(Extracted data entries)
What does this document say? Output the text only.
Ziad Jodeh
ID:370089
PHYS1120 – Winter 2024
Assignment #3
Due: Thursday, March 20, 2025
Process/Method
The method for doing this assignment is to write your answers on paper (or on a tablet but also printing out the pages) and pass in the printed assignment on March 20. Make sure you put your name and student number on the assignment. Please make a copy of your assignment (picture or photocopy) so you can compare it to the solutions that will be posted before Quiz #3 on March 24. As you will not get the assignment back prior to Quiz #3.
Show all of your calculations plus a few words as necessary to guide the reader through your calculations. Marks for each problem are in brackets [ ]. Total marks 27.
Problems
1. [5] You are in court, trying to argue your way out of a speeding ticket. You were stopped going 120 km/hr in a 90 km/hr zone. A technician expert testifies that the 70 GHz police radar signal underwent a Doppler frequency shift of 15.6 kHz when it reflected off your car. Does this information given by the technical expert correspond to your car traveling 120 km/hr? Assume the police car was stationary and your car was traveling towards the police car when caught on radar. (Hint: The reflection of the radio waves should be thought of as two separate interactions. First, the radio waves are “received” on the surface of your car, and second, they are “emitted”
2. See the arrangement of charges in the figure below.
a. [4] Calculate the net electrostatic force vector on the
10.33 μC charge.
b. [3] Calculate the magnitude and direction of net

* _Task directions_
Every record above must be duplicated exactly.

* _Completed task_
What does this document say? Output the text only.
Ziad Jodeh
ID:370089
PHYS1120 – Winter 2024
Assignment #3
Due: Thursday, March 20, 2025
Process/Method
The method for doing this assignment is to write your answers on paper (or on a tablet but also printing out the pages) and pass in the printed assignment on March 20. Make sure you put your name and student number on the assignment. Please make a copy of your assignment (picture or photocopy) so you can compare it to the solutions that will be posted before Quiz #3 on March 24. As you will not get the assignment back prior to Quiz #3.
Show all of your calculations plus a few words as necessary to guide the reader through your calculations. Marks for each problem are in brackets [ ]. Total marks 27.
Problems
1. [5] You are in court, trying to argue your way out of a speeding ticket. You were stopped going 120 km/hr in a 90 km/hr zone. A technician expert testifies that the 70 GHz police radar signal underwent a Doppler frequency shift of 15.6 kHz when it reflected off your car. Does this information given by the technical expert correspond to your car traveling 120 km/hr? Assume the police car was stationary and your car was traveling towards the police car when caught on radar. (Hint: The reflection of the radio waves should be thought of as two separate interactions. First, the radio waves are “received” on the surface of your car, and second, they are “emitted”
2. See the arrangement of charges in the figure below.
a. [4] Calculate the net electrostatic force vector on the
10.33 μC charge.
b. [3] Calculate the magnitude and direction of net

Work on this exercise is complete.